- [Entries provided]:
○ ○ ○ ○ ○
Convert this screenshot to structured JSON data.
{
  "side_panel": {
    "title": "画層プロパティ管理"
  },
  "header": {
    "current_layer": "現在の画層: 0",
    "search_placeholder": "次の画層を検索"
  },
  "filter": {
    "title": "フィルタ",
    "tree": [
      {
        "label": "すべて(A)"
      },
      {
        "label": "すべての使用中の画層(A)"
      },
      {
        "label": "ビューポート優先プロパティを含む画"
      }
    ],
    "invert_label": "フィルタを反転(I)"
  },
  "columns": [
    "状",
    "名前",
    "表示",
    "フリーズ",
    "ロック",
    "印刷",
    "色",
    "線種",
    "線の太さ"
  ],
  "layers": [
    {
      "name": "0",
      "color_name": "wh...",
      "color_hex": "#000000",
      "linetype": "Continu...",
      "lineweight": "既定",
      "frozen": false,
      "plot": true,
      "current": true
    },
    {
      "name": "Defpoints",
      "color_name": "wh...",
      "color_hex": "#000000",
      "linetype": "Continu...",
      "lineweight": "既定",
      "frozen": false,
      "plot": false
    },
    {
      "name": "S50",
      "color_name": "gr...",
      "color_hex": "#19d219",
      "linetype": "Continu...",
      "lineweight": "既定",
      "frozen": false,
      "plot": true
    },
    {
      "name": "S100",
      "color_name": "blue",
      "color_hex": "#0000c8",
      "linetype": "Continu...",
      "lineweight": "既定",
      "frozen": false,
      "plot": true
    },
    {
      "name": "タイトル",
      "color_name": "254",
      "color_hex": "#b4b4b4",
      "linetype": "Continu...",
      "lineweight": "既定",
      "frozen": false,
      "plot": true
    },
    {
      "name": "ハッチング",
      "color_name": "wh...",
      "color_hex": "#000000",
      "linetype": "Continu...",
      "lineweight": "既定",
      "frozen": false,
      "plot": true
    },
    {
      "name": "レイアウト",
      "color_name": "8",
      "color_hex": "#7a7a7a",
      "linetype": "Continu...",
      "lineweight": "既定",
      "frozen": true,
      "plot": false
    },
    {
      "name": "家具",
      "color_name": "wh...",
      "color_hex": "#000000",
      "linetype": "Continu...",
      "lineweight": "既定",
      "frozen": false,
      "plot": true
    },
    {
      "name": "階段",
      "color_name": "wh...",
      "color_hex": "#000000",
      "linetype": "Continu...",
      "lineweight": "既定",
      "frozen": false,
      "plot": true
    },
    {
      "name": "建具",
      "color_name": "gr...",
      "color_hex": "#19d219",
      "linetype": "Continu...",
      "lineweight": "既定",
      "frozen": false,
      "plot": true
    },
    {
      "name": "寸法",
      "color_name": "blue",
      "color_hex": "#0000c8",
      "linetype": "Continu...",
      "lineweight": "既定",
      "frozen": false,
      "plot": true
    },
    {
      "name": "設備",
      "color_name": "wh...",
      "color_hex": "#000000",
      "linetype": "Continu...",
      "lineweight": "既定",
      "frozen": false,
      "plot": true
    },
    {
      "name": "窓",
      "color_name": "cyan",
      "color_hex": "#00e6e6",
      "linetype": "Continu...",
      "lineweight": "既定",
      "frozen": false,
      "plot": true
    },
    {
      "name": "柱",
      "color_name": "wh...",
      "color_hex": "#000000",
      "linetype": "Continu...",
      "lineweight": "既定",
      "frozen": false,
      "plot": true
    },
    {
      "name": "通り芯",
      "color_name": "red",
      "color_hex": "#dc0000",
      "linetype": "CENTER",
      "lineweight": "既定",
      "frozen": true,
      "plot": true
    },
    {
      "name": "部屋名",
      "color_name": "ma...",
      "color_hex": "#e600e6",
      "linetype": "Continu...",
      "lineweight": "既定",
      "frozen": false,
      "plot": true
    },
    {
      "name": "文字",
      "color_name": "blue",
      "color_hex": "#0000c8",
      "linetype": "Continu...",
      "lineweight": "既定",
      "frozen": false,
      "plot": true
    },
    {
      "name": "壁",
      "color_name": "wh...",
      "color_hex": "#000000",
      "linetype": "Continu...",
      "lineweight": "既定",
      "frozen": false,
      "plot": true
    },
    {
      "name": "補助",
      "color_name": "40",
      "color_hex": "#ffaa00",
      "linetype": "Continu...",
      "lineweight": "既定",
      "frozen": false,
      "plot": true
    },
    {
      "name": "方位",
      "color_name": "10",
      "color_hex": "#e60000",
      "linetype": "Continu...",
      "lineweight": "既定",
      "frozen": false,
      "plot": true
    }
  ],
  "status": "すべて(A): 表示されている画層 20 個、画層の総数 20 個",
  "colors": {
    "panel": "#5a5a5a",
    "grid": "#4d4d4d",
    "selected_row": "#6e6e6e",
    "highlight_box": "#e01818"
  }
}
○ ○ ○ ○ ○
- [What to produce]: Transcribe every entry exactly, omitting nothing.

- [Solution for this task]:
Convert this screenshot to structured JSON data.
{
  "side_panel": {
    "title": "画層プロパティ管理"
  },
  "header": {
    "current_layer": "現在の画層: 0",
    "search_placeholder": "次の画層を検索"
  },
  "filter": {
    "title": "フィルタ",
    "tree": [
      {
        "label": "すべて(A)"
      },
      {
        "label": "すべての使用中の画層(A)"
      },
      {
        "label": "ビューポート優先プロパティを含む画"
      }
    ],
    "invert_label": "フィルタを反転(I)"
  },
  "columns": [
    "状",
    "名前",
    "表示",
    "フリーズ",
    "ロック",
    "印刷",
    "色",
    "線種",
    "線の太さ"
  ],
  "layers": [
    {
      "name": "0",
      "color_name": "wh...",
      "color_hex": "#000000",
      "linetype": "Continu...",
      "lineweight": "既定",
      "frozen": false,
      "plot": true,
      "current": true
    },
    {
      "name": "Defpoints",
      "color_name": "wh...",
      "color_hex": "#000000",
      "linetype": "Continu...",
      "lineweight": "既定",
      "frozen": false,
      "plot": false
    },
    {
      "name": "S50",
      "color_name": "gr...",
      "color_hex": "#19d219",
      "linetype": "Continu...",
      "lineweight": "既定",
      "frozen": false,
      "plot": true
    },
    {
      "name": "S100",
      "color_name": "blue",
      "color_hex": "#0000c8",
      "linetype": "Continu...",
      "lineweight": "既定",
      "frozen": false,
      "plot": true
    },
    {
      "name": "タイトル",
      "color_name": "254",
      "color_hex": "#b4b4b4",
      "linetype": "Continu...",
      "lineweight": "既定",
      "frozen": false,
      "plot": true
    },
    {
      "name": "ハッチング",
      "color_name": "wh...",
      "color_hex": "#000000",
      "linetype": "Continu...",
      "lineweight": "既定",
      "frozen": false,
      "plot": true
    },
    {
      "name": "レイアウト",
      "color_name": "8",
      "color_hex": "#7a7a7a",
      "linetype": "Continu...",
      "lineweight": "既定",
      "frozen": true,
      "plot": false
    },
    {
      "name": "家具",
      "color_name": "wh...",
      "color_hex": "#000000",
      "linetype": "Continu...",
      "lineweight": "既定",
      "frozen": false,
      "plot": true
    },
    {
      "name": "階段",
      "color_name": "wh...",
      "color_hex": "#000000",
      "linetype": "Continu...",
      "lineweight": "既定",
      "frozen": false,
      "plot": true
    },
    {
      "name": "建具",
      "color_name": "gr...",
      "color_hex": "#19d219",
      "linetype": "Continu...",
      "lineweight": "既定",
      "frozen": false,
      "plot": true
    },
    {
      "name": "寸法",
      "color_name": "blue",
      "color_hex": "#0000c8",
      "linetype": "Continu...",
      "lineweight": "既定",
      "frozen": false,
      "plot": true
    },
    {
      "name": "設備",
      "color_name": "wh...",
      "color_hex": "#000000",
      "linetype": "Continu...",
      "lineweight": "既定",
      "frozen": false,
      "plot": true
    },
    {
      "name": "窓",
      "color_name": "cyan",
      "color_hex": "#00e6e6",
      "linetype": "Continu...",
      "lineweight": "既定",
      "frozen": false,
      "plot": true
    },
    {
      "name": "柱",
      "color_name": "wh...",
      "color_hex": "#000000",
      "linetype": "Continu...",
      "lineweight": "既定",
      "frozen": false,
      "plot": true
    },
    {
      "name": "通り芯",
      "color_name": "red",
      "color_hex": "#dc0000",
      "linetype": "CENTER",
      "lineweight": "既定",
      "frozen": true,
      "plot": true
    },
    {
      "name": "部屋名",
      "color_name": "ma...",
      "color_hex": "#e600e6",
      "linetype": "Continu...",
      "lineweight": "既定",
      "frozen": false,
      "plot": true
    },
    {
      "name": "文字",
      "color_name": "blue",
      "color_hex": "#0000c8",
      "linetype": "Continu...",
      "lineweight": "既定",
      "frozen": false,
      "plot": true
    },
    {
      "name": "壁",
      "color_name": "wh...",
      "color_hex": "#000000",
      "linetype": "Continu...",
      "lineweight": "既定",
      "frozen": false,
      "plot": true
    },
    {
      "name": "補助",
      "color_name": "40",
      "color_hex": "#ffaa00",
      "linetype": "Continu...",
      "lineweight": "既定",
      "frozen": false,
      "plot": true
    },
    {
      "name": "方位",
      "color_name": "10",
      "color_hex": "#e60000",
      "linetype": "Continu...",
      "lineweight": "既定",
      "frozen": false,
      "plot": true
    }
  ],
  "status": "すべて(A): 表示されている画層 20 個、画層の総数 20 個",
  "colors": {
    "panel": "#5a5a5a",
    "grid": "#4d4d4d",
    "selected_row": "#6e6e6e",
    "highlight_box": "#e01818"
  }
}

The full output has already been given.